(Collected data)

..............................

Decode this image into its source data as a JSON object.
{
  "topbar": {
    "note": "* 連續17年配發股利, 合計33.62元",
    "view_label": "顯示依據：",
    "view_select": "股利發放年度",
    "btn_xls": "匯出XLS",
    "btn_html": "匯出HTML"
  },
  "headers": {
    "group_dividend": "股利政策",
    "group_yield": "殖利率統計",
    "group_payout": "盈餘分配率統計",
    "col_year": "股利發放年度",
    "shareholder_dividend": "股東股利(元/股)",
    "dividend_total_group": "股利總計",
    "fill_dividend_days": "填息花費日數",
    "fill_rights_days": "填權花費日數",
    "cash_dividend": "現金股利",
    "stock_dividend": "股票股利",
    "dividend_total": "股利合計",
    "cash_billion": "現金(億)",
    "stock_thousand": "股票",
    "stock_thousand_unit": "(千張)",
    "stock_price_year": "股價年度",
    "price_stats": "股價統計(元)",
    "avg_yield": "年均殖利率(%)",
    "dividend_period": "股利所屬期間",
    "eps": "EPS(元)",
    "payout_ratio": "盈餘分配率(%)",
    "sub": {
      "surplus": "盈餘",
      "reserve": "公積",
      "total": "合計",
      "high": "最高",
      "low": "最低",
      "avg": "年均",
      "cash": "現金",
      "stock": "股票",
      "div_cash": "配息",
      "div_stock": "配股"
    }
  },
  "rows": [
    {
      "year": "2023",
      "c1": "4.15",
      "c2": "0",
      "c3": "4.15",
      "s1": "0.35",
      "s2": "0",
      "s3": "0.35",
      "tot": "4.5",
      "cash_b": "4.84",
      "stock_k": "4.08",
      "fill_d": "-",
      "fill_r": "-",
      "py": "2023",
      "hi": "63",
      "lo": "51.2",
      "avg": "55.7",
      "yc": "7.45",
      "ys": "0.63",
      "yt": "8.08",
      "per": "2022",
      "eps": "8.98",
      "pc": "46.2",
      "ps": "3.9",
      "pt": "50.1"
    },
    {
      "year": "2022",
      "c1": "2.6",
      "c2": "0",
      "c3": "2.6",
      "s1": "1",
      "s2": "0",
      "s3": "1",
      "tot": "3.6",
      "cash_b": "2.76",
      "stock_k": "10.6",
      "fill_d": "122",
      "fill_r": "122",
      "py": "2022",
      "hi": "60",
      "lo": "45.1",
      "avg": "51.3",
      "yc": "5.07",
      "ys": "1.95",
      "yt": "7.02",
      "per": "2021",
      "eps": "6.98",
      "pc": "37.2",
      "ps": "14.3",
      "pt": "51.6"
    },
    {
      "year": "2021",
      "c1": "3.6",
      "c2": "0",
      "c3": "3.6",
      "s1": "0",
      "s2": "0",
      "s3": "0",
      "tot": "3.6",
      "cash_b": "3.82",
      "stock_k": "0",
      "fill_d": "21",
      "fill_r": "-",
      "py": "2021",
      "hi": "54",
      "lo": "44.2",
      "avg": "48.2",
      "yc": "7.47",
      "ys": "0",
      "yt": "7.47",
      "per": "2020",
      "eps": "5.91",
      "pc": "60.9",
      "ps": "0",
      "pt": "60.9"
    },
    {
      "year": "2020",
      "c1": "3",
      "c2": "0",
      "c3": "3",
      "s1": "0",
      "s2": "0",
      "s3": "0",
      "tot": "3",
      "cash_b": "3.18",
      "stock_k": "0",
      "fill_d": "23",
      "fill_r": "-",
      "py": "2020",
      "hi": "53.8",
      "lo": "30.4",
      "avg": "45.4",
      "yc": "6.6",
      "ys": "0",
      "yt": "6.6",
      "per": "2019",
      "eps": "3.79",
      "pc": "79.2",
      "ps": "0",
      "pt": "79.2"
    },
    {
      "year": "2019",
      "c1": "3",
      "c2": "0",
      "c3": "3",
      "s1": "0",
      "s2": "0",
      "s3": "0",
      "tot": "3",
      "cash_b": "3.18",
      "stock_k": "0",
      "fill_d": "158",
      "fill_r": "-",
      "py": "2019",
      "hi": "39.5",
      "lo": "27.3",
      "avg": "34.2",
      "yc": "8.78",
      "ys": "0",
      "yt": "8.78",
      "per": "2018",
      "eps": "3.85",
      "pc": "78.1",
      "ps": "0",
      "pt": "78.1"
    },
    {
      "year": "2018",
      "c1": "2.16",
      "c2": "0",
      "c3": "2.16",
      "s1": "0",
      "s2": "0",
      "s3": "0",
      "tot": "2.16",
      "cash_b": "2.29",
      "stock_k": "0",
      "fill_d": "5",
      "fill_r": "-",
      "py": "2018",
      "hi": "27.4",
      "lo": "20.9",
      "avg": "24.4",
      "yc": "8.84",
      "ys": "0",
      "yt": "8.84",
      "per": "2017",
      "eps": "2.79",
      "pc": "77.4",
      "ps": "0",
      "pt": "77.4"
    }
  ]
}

..............................

■ **WHAT THIS TASK INVOLVES**:
Reproduce each record exactly as it appears.

■ **TASK ANSWER**:
Decode this image into its source data as a JSON object.
{
  "topbar": {
    "note": "* 連續17年配發股利, 合計33.62元",
    "view_label": "顯示依據：",
    "view_select": "股利發放年度",
    "btn_xls": "匯出XLS",
    "btn_html": "匯出HTML"
  },
  "headers": {
    "group_dividend": "股利政策",
    "group_yield": "殖利率統計",
    "group_payout": "盈餘分配率統計",
    "col_year": "股利發放年度",
    "shareholder_dividend": "股東股利(元/股)",
    "dividend_total_group": "股利總計",
    "fill_dividend_days": "填息花費日數",
    "fill_rights_days": "填權花費日數",
    "cash_dividend": "現金股利",
    "stock_dividend": "股票股利",
    "dividend_total": "股利合計",
    "cash_billion": "現金(億)",
    "stock_thousand": "股票",
    "stock_thousand_unit": "(千張)",
    "stock_price_year": "股價年度",
    "price_stats": "股價統計(元)",
    "avg_yield": "年均殖利率(%)",
    "dividend_period": "股利所屬期間",
    "eps": "EPS(元)",
    "payout_ratio": "盈餘分配率(%)",
    "sub": {
      "surplus": "盈餘",
      "reserve": "公積",
      "total": "合計",
      "high": "最高",
      "low": "最低",
      "avg": "年均",
      "cash": "現金",
      "stock": "股票",
      "div_cash": "配息",
      "div_stock": "配股"
    }
  },
  "rows": [
    {
      "year": "2023",
      "c1": "4.15",
      "c2": "0",
      "c3": "4.15",
      "s1": "0.35",
      "s2": "0",
      "s3": "0.35",
      "tot": "4.5",
      "cash_b": "4.84",
      "stock_k": "4.08",
      "fill_d": "-",
      "fill_r": "-",
      "py": "2023",
      "hi": "63",
      "lo": "51.2",
      "avg": "55.7",
      "yc": "7.45",
      "ys": "0.63",
      "yt": "8.08",
      "per": "2022",
      "eps": "8.98",
      "pc": "46.2",
      "ps": "3.9",
      "pt": "50.1"
    },
    {
      "year": "2022",
      "c1": "2.6",
      "c2": "0",
      "c3": "2.6",
      "s1": "1",
      "s2": "0",
      "s3": "1",
      "tot": "3.6",
      "cash_b": "2.76",
      "stock_k": "10.6",
      "fill_d": "122",
      "fill_r": "122",
      "py": "2022",
      "hi": "60",
      "lo": "45.1",
      "avg": "51.3",
      "yc": "5.07",
      "ys": "1.95",
      "yt": "7.02",
      "per": "2021",
      "eps": "6.98",
      "pc": "37.2",
      "ps": "14.3",
      "pt": "51.6"
    },
    {
      "year": "2021",
      "c1": "3.6",
      "c2": "0",
      "c3": "3.6",
      "s1": "0",
      "s2": "0",
      "s3": "0",
      "tot": "3.6",
      "cash_b": "3.82",
      "stock_k": "0",
      "fill_d": "21",
      "fill_r": "-",
      "py": "2021",
      "hi": "54",
      "lo": "44.2",
      "avg": "48.2",
      "yc": "7.47",
      "ys": "0",
      "yt": "7.47",
      "per": "2020",
      "eps": "5.91",
      "pc": "60.9",
      "ps": "0",
      "pt": "60.9"
    },
    {
      "year": "2020",
      "c1": "3",
      "c2": "0",
      "c3": "3",
      "s1": "0",
      "s2": "0",
      "s3": "0",
      "tot": "3",
      "cash_b": "3.18",
      "stock_k": "0",
      "fill_d": "23",
      "fill_r": "-",
      "py": "2020",
      "hi": "53.8",
      "lo": "30.4",
      "avg": "45.4",
      "yc": "6.6",
      "ys": "0",
      "yt": "6.6",
      "per": "2019",
      "eps": "3.79",
      "pc": "79.2",
      "ps": "0",
      "pt": "79.2"
    },
    {
      "year": "2019",
      "c1": "3",
      "c2": "0",
      "c3": "3",
      "s1": "0",
      "s2": "0",
      "s3": "0",
      "tot": "3",
      "cash_b": "3.18",
      "stock_k": "0",
      "fill_d": "158",
      "fill_r": "-",
      "py": "2019",
      "hi": "39.5",
      "lo": "27.3",
      "avg": "34.2",
      "yc": "8.78",
      "ys": "0",
      "yt": "8.78",
      "per": "2018",
      "eps": "3.85",
      "pc": "78.1",
      "ps": "0",
      "pt": "78.1"
    },
    {
      "year": "2018",
      "c1": "2.16",
      "c2": "0",
      "c3": "2.16",
      "s1": "0",
      "s2": "0",
      "s3": "0",
      "tot": "2.16",
      "cash_b": "2.29",
      "stock_k": "0",
      "fill_d": "5",
      "fill_r": "-",
      "py": "2018",
      "hi": "27.4",
      "lo": "20.9",
      "avg": "24.4",
      "yc": "8.84",
      "ys": "0",
      "yt": "8.84",
      "per": "2017",
      "eps": "2.79",
      "pc": "77.4",
      "ps": "0",
      "pt": "77.4"
    }
  ]
}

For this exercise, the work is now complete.